Problem requirements: Output exactly the lines between the line that contains "Read the values" and the last line of the material, counting both.

Rows:
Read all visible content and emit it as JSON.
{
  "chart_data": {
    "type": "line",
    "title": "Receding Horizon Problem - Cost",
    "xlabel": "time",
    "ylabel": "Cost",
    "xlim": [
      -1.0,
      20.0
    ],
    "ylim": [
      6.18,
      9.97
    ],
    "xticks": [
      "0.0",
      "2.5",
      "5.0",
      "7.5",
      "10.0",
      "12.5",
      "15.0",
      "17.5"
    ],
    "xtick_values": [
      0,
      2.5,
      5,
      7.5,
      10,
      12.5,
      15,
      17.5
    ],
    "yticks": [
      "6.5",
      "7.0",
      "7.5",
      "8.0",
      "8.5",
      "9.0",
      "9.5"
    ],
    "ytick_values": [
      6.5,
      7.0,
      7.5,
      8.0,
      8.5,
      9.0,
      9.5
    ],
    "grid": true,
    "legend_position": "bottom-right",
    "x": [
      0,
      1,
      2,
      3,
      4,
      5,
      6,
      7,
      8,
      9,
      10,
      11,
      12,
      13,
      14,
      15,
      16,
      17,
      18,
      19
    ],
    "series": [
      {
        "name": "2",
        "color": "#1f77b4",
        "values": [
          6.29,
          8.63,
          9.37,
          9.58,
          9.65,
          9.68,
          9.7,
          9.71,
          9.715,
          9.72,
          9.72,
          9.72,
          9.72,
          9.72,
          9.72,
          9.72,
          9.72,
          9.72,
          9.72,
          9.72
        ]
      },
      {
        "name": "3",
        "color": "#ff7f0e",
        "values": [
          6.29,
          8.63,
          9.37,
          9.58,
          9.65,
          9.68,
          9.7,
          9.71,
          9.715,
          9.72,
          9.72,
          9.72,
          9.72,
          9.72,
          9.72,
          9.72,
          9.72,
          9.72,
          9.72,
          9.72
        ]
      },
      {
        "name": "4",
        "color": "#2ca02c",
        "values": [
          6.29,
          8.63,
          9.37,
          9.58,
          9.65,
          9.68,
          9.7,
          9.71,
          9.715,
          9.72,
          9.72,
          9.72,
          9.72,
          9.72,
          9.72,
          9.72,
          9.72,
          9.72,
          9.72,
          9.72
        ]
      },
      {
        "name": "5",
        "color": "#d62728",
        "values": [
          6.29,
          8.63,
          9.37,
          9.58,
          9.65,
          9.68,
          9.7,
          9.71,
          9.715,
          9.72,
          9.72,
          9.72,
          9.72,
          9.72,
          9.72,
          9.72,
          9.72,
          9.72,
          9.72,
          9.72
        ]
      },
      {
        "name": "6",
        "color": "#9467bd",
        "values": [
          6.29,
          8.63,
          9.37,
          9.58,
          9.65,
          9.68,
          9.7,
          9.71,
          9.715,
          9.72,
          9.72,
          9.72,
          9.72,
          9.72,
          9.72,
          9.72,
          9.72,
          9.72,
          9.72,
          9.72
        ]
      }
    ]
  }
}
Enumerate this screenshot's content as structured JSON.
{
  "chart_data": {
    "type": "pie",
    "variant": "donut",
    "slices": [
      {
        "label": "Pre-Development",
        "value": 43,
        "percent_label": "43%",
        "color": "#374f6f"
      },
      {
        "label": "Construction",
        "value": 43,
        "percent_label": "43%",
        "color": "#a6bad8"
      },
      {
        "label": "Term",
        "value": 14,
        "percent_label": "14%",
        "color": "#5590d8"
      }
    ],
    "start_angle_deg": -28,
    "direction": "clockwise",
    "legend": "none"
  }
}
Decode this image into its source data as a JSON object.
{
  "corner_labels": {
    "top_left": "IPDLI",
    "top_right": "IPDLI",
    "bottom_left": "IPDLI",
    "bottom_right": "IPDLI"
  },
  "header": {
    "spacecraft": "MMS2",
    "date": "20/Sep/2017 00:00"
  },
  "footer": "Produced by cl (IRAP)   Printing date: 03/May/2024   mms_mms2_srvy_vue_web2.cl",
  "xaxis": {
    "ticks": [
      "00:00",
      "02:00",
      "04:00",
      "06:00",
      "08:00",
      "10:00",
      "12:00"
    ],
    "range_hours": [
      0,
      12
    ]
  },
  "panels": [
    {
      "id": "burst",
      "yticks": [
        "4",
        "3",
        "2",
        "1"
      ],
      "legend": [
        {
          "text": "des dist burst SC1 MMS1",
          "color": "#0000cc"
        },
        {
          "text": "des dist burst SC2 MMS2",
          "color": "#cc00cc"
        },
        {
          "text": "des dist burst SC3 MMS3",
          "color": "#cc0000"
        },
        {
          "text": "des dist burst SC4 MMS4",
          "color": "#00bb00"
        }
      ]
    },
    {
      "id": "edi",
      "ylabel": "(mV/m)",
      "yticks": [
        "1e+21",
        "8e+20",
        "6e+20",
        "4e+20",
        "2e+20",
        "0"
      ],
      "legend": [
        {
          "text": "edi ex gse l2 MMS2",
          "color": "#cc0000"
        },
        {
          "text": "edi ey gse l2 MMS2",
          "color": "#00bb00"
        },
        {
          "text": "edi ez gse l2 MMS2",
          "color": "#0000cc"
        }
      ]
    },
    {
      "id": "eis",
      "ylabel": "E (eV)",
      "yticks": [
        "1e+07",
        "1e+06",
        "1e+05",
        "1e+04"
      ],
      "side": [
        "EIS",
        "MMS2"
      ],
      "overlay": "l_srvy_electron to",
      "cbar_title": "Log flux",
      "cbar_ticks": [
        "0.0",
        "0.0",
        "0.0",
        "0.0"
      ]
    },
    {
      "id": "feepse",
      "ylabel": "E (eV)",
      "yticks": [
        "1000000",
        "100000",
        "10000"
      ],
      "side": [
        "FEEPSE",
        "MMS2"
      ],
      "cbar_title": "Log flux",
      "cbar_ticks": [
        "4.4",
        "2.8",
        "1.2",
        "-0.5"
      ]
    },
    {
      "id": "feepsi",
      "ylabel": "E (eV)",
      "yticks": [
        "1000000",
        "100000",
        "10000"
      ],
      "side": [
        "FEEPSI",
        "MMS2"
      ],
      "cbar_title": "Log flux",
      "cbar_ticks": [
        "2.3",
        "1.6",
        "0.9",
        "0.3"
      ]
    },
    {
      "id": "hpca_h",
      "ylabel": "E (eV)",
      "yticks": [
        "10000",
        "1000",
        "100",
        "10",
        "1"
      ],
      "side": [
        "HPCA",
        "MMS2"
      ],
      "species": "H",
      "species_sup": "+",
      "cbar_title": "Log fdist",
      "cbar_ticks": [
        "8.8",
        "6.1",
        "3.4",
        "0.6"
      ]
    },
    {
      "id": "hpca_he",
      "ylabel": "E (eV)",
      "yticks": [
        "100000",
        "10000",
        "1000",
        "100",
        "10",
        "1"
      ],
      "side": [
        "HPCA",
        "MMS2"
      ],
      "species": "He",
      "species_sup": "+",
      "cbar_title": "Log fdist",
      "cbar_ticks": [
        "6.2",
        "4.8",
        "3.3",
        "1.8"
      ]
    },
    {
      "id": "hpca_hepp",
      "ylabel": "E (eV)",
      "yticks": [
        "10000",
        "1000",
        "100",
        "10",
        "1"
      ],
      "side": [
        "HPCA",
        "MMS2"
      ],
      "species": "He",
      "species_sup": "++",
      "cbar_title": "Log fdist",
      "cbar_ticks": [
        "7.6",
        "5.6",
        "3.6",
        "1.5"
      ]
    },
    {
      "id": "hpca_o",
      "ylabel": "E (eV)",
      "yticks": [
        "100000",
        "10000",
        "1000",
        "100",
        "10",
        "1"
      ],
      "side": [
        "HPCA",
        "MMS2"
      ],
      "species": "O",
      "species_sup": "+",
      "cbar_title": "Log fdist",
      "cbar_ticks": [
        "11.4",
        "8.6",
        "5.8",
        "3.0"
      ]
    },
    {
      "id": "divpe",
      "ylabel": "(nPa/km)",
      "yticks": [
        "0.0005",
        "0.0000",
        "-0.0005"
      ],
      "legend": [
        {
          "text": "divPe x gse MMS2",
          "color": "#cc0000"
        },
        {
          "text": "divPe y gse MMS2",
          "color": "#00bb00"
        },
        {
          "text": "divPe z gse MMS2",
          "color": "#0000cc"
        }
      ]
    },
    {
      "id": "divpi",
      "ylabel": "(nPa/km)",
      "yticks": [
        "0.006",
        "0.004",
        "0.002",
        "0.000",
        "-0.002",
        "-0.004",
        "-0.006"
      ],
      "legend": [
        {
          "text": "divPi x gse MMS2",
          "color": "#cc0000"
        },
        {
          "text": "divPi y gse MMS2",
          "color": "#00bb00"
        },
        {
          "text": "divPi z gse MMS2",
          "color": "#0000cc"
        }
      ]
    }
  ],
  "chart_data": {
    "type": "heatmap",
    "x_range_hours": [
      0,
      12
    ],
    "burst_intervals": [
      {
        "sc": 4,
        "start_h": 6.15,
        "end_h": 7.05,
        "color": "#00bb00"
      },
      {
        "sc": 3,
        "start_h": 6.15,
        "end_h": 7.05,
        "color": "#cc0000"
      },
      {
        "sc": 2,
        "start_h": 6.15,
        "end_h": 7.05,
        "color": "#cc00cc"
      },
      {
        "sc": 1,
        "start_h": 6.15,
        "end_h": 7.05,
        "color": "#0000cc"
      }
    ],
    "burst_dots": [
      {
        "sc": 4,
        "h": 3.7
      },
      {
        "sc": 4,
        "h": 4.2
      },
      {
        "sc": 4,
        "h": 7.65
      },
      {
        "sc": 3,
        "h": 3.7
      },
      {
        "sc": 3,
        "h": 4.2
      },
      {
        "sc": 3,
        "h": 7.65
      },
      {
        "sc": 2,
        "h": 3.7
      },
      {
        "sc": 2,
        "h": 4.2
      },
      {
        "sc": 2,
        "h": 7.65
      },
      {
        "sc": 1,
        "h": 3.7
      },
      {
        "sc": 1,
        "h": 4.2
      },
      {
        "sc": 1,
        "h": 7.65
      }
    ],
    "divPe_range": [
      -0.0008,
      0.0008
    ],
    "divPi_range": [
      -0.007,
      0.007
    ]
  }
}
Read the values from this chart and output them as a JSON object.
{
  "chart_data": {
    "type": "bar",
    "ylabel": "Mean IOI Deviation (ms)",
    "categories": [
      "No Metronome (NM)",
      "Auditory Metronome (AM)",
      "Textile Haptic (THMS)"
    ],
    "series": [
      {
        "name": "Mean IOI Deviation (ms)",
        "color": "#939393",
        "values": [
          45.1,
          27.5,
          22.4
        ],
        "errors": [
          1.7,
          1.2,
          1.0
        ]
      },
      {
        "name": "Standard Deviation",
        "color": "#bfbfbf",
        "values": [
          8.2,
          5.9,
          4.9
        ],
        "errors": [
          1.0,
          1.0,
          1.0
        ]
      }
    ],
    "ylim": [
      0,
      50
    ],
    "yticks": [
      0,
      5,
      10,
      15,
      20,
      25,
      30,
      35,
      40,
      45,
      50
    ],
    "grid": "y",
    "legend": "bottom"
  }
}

Answer for this exercise:
Read the values from this chart and output them as a JSON object.
{
  "chart_data": {
    "type": "bar",
    "ylabel": "Mean IOI Deviation (ms)",
    "categories": [
      "No Metronome (NM)",
      "Auditory Metronome (AM)",
      "Textile Haptic (THMS)"
    ],
    "series": [
      {
        "name": "Mean IOI Deviation (ms)",
        "color": "#939393",
        "values": [
          45.1,
          27.5,
          22.4
        ],
        "errors": [
          1.7,
          1.2,
          1.0
        ]
      },
      {
        "name": "Standard Deviation",
        "color": "#bfbfbf",
        "values": [
          8.2,
          5.9,
          4.9
        ],
        "errors": [
          1.0,
          1.0,
          1.0
        ]
      }
    ],
    "ylim": [
      0,
      50
    ],
    "yticks": [
      0,
      5,
      10,
      15,
      20,
      25,
      30,
      35,
      40,
      45,
      50
    ],
    "grid": "y",
    "legend": "bottom"
  }
}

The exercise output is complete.